What you need to do:
Type out the material below exactly.
════════════════
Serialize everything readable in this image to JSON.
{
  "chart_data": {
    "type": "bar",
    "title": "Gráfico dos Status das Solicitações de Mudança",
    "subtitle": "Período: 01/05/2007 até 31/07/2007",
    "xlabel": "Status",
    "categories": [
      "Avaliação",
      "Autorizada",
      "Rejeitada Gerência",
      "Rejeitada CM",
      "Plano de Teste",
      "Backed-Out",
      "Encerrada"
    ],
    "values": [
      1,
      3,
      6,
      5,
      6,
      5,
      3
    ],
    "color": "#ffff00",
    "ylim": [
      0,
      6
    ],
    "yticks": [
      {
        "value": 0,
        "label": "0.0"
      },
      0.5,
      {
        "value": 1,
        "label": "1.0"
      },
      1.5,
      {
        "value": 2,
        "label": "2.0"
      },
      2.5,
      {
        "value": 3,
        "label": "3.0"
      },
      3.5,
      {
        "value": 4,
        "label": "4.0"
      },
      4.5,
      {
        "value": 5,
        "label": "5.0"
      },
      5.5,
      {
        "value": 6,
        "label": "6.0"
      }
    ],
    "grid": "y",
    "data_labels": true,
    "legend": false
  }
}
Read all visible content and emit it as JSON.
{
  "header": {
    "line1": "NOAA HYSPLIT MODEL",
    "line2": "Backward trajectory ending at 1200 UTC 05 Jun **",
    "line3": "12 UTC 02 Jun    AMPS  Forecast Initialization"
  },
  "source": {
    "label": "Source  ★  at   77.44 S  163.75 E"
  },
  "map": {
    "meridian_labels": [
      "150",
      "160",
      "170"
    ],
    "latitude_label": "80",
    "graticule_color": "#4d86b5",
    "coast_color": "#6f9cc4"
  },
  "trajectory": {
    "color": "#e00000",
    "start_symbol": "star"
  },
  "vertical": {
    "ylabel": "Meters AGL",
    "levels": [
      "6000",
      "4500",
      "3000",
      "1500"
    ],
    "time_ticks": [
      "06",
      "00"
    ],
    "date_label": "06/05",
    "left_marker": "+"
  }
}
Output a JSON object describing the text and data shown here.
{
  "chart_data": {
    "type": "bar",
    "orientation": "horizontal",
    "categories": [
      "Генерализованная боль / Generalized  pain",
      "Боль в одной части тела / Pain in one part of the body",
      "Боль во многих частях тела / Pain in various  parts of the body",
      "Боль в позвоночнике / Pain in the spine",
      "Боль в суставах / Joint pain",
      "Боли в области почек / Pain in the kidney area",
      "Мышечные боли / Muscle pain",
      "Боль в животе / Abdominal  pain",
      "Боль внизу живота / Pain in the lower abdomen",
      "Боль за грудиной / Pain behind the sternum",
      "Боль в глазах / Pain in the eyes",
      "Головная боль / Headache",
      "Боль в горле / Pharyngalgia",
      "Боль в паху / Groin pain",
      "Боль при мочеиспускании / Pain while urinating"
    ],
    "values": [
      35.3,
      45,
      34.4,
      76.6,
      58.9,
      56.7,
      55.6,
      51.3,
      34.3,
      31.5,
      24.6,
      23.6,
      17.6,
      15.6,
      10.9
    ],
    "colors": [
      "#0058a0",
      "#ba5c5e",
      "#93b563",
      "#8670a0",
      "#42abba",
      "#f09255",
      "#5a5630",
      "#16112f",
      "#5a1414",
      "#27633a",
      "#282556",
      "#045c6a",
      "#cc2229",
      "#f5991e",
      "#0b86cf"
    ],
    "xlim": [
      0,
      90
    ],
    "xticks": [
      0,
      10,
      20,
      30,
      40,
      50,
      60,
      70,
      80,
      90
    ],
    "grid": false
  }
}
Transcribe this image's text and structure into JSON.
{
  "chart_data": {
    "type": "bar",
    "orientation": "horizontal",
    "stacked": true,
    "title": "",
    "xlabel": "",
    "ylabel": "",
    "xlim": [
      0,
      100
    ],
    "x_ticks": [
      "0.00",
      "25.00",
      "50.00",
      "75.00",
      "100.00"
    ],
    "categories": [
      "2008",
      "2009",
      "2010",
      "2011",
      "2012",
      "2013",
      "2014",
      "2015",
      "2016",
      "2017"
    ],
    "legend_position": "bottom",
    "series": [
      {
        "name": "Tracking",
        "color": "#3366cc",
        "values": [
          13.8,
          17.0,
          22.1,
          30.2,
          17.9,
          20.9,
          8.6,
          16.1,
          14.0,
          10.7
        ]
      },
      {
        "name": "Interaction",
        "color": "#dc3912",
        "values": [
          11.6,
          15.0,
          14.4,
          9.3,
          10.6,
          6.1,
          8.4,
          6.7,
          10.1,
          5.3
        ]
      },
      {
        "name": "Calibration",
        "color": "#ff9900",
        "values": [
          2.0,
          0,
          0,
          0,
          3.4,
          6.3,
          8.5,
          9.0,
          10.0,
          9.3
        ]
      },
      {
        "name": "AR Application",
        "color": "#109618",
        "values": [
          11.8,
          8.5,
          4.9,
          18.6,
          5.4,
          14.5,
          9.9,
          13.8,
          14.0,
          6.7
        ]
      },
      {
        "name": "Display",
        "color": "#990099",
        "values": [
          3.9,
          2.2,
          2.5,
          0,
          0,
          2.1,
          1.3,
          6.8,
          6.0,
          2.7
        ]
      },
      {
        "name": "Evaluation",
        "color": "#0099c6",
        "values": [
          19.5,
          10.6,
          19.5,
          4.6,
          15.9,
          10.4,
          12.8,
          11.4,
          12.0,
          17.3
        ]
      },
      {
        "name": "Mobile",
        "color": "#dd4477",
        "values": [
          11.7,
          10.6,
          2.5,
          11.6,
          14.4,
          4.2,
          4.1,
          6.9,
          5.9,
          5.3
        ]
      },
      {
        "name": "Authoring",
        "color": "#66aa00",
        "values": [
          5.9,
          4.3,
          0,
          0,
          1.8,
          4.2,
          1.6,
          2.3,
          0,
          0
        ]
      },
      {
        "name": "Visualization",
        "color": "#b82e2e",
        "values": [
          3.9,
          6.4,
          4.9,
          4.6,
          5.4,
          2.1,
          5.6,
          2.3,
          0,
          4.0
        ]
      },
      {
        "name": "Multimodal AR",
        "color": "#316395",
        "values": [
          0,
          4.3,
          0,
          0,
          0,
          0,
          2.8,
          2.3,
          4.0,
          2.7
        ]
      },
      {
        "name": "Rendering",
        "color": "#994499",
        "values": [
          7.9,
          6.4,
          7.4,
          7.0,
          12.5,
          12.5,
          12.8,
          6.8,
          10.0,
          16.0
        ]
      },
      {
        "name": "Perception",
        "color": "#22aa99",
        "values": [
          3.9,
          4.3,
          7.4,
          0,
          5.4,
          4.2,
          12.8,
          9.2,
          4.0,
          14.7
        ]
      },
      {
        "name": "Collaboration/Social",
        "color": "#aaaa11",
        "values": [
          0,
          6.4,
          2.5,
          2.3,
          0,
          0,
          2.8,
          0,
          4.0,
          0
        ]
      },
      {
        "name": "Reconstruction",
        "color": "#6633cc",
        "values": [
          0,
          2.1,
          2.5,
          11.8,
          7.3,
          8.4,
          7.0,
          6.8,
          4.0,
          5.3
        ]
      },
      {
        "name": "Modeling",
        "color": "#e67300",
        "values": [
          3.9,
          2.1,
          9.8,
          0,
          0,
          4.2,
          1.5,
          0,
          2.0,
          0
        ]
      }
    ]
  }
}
════════════════
Solved problem:
Serialize everything readable in this image to JSON.
{
  "chart_data": {
    "type": "bar",
    "title": "Gráfico dos Status das Solicitações de Mudança",
    "subtitle": "Período: 01/05/2007 até 31/07/2007",
    "xlabel": "Status",
    "categories": [
      "Avaliação",
      "Autorizada",
      "Rejeitada Gerência",
      "Rejeitada CM",
      "Plano de Teste",
      "Backed-Out",
      "Encerrada"
    ],
    "values": [
      1,
      3,
      6,
      5,
      6,
      5,
      3
    ],
    "color": "#ffff00",
    "ylim": [
      0,
      6
    ],
    "yticks": [
      {
        "value": 0,
        "label": "0.0"
      },
      0.5,
      {
        "value": 1,
        "label": "1.0"
      },
      1.5,
      {
        "value": 2,
        "label": "2.0"
      },
      2.5,
      {
        "value": 3,
        "label": "3.0"
      },
      3.5,
      {
        "value": 4,
        "label": "4.0"
      },
      4.5,
      {
        "value": 5,
        "label": "5.0"
      },
      5.5,
      {
        "value": 6,
        "label": "6.0"
      }
    ],
    "grid": "y",
    "data_labels": true,
    "legend": false
  }
}
Read all visible content and emit it as JSON.
{
  "header": {
    "line1": "NOAA HYSPLIT MODEL",
    "line2": "Backward trajectory ending at 1200 UTC 05 Jun **",
    "line3": "12 UTC 02 Jun    AMPS  Forecast Initialization"
  },
  "source": {
    "label": "Source  ★  at   77.44 S  163.75 E"
  },
  "map": {
    "meridian_labels": [
      "150",
      "160",
      "170"
    ],
    "latitude_label": "80",
    "graticule_color": "#4d86b5",
    "coast_color": "#6f9cc4"
  },
  "trajectory": {
    "color": "#e00000",
    "start_symbol": "star"
  },
  "vertical": {
    "ylabel": "Meters AGL",
    "levels": [
      "6000",
      "4500",
      "3000",
      "1500"
    ],
    "time_ticks": [
      "06",
      "00"
    ],
    "date_label": "06/05",
    "left_marker": "+"
  }
}
Output a JSON object describing the text and data shown here.
{
  "chart_data": {
    "type": "bar",
    "orientation": "horizontal",
    "categories": [
      "Генерализованная боль / Generalized  pain",
      "Боль в одной части тела / Pain in one part of the body",
      "Боль во многих частях тела / Pain in various  parts of the body",
      "Боль в позвоночнике / Pain in the spine",
      "Боль в суставах / Joint pain",
      "Боли в области почек / Pain in the kidney area",
      "Мышечные боли / Muscle pain",
      "Боль в животе / Abdominal  pain",
      "Боль внизу живота / Pain in the lower abdomen",
      "Боль за грудиной / Pain behind the sternum",
      "Боль в глазах / Pain in the eyes",
      "Головная боль / Headache",
      "Боль в горле / Pharyngalgia",
      "Боль в паху / Groin pain",
      "Боль при мочеиспускании / Pain while urinating"
    ],
    "values": [
      35.3,
      45,
      34.4,
      76.6,
      58.9,
      56.7,
      55.6,
      51.3,
      34.3,
      31.5,
      24.6,
      23.6,
      17.6,
      15.6,
      10.9
    ],
    "colors": [
      "#0058a0",
      "#ba5c5e",
      "#93b563",
      "#8670a0",
      "#42abba",
      "#f09255",
      "#5a5630",
      "#16112f",
      "#5a1414",
      "#27633a",
      "#282556",
      "#045c6a",
      "#cc2229",
      "#f5991e",
      "#0b86cf"
    ],
    "xlim": [
      0,
      90
    ],
    "xticks": [
      0,
      10,
      20,
      30,
      40,
      50,
      60,
      70,
      80,
      90
    ],
    "grid": false
  }
}
Transcribe this image's text and structure into JSON.
{
  "chart_data": {
    "type": "bar",
    "orientation": "horizontal",
    "stacked": true,
    "title": "",
    "xlabel": "",
    "ylabel": "",
    "xlim": [
      0,
      100
    ],
    "x_ticks": [
      "0.00",
      "25.00",
      "50.00",
      "75.00",
      "100.00"
    ],
    "categories": [
      "2008",
      "2009",
      "2010",
      "2011",
      "2012",
      "2013",
      "2014",
      "2015",
      "2016",
      "2017"
    ],
    "legend_position": "bottom",
    "series": [
      {
        "name": "Tracking",
        "color": "#3366cc",
        "values": [
          13.8,
          17.0,
          22.1,
          30.2,
          17.9,
          20.9,
          8.6,
          16.1,
          14.0,
          10.7
        ]
      },
      {
        "name": "Interaction",
        "color": "#dc3912",
        "values": [
          11.6,
          15.0,
          14.4,
          9.3,
          10.6,
          6.1,
          8.4,
          6.7,
          10.1,
          5.3
        ]
      },
      {
        "name": "Calibration",
        "color": "#ff9900",
        "values": [
          2.0,
          0,
          0,
          0,
          3.4,
          6.3,
          8.5,
          9.0,
          10.0,
          9.3
        ]
      },
      {
        "name": "AR Application",
        "color": "#109618",
        "values": [
          11.8,
          8.5,
          4.9,
          18.6,
          5.4,
          14.5,
          9.9,
          13.8,
          14.0,
          6.7
        ]
      },
      {
        "name": "Display",
        "color": "#990099",
        "values": [
          3.9,
          2.2,
          2.5,
          0,
          0,
          2.1,
          1.3,
          6.8,
          6.0,
          2.7
        ]
      },
      {
        "name": "Evaluation",
        "color": "#0099c6",
        "values": [
          19.5,
          10.6,
          19.5,
          4.6,
          15.9,
          10.4,
          12.8,
          11.4,
          12.0,
          17.3
        ]
      },
      {
        "name": "Mobile",
        "color": "#dd4477",
        "values": [
          11.7,
          10.6,
          2.5,
          11.6,
          14.4,
          4.2,
          4.1,
          6.9,
          5.9,
          5.3
        ]
      },
      {
        "name": "Authoring",
        "color": "#66aa00",
        "values": [
          5.9,
          4.3,
          0,
          0,
          1.8,
          4.2,
          1.6,
          2.3,
          0,
          0
        ]
      },
      {
        "name": "Visualization",
        "color": "#b82e2e",
        "values": [
          3.9,
          6.4,
          4.9,
          4.6,
          5.4,
          2.1,
          5.6,
          2.3,
          0,
          4.0
        ]
      },
      {
        "name": "Multimodal AR",
        "color": "#316395",
        "values": [
          0,
          4.3,
          0,
          0,
          0,
          0,
          2.8,
          2.3,
          4.0,
          2.7
        ]
      },
      {
        "name": "Rendering",
        "color": "#994499",
        "values": [
          7.9,
          6.4,
          7.4,
          7.0,
          12.5,
          12.5,
          12.8,
          6.8,
          10.0,
          16.0
        ]
      },
      {
        "name": "Perception",
        "color": "#22aa99",
        "values": [
          3.9,
          4.3,
          7.4,
          0,
          5.4,
          4.2,
          12.8,
          9.2,
          4.0,
          14.7
        ]
      },
      {
        "name": "Collaboration/Social",
        "color": "#aaaa11",
        "values": [
          0,
          6.4,
          2.5,
          2.3,
          0,
          0,
          2.8,
          0,
          4.0,
          0
        ]
      },
      {
        "name": "Reconstruction",
        "color": "#6633cc",
        "values": [
          0,
          2.1,
          2.5,
          11.8,
          7.3,
          8.4,
          7.0,
          6.8,
          4.0,
          5.3
        ]
      },
      {
        "name": "Modeling",
        "color": "#e67300",
        "values": [
          3.9,
          2.1,
          9.8,
          0,
          0,
          4.2,
          1.5,
          0,
          2.0,
          0
        ]
      }
    ]
  }
}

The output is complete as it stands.